## What is expected
Leave out the images; return the rest of the data exactly.

## Entries provided
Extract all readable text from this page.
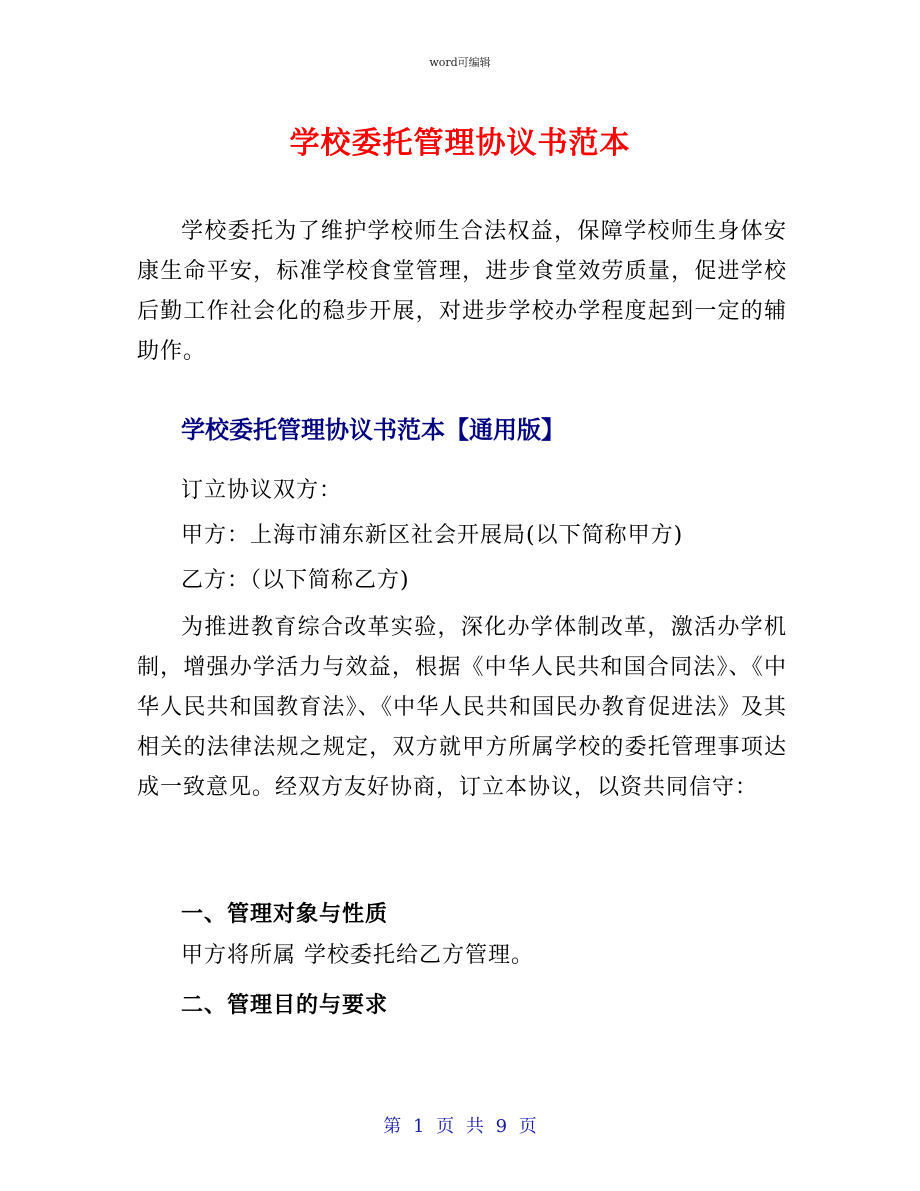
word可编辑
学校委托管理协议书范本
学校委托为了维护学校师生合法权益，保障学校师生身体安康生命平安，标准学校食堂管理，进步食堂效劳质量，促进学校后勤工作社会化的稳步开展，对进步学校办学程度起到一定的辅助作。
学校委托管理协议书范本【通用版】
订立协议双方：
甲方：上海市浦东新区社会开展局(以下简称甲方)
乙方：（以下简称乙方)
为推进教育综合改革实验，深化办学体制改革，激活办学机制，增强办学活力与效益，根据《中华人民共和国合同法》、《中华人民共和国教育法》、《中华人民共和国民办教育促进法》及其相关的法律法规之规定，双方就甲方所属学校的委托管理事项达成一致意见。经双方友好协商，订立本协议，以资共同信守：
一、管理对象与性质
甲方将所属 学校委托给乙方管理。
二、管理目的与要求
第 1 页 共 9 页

## Written response
Extract all readable text from this page.
word可编辑
学校委托管理协议书范本
学校委托为了维护学校师生合法权益，保障学校师生身体安康生命平安，标准学校食堂管理，进步食堂效劳质量，促进学校后勤工作社会化的稳步开展，对进步学校办学程度起到一定的辅助作。
学校委托管理协议书范本【通用版】
订立协议双方：
甲方：上海市浦东新区社会开展局(以下简称甲方)
乙方：（以下简称乙方)
为推进教育综合改革实验，深化办学体制改革，激活办学机制，增强办学活力与效益，根据《中华人民共和国合同法》、《中华人民共和国教育法》、《中华人民共和国民办教育促进法》及其相关的法律法规之规定，双方就甲方所属学校的委托管理事项达成一致意见。经双方友好协商，订立本协议，以资共同信守：
一、管理对象与性质
甲方将所属 学校委托给乙方管理。
二、管理目的与要求
第 1 页 共 9 页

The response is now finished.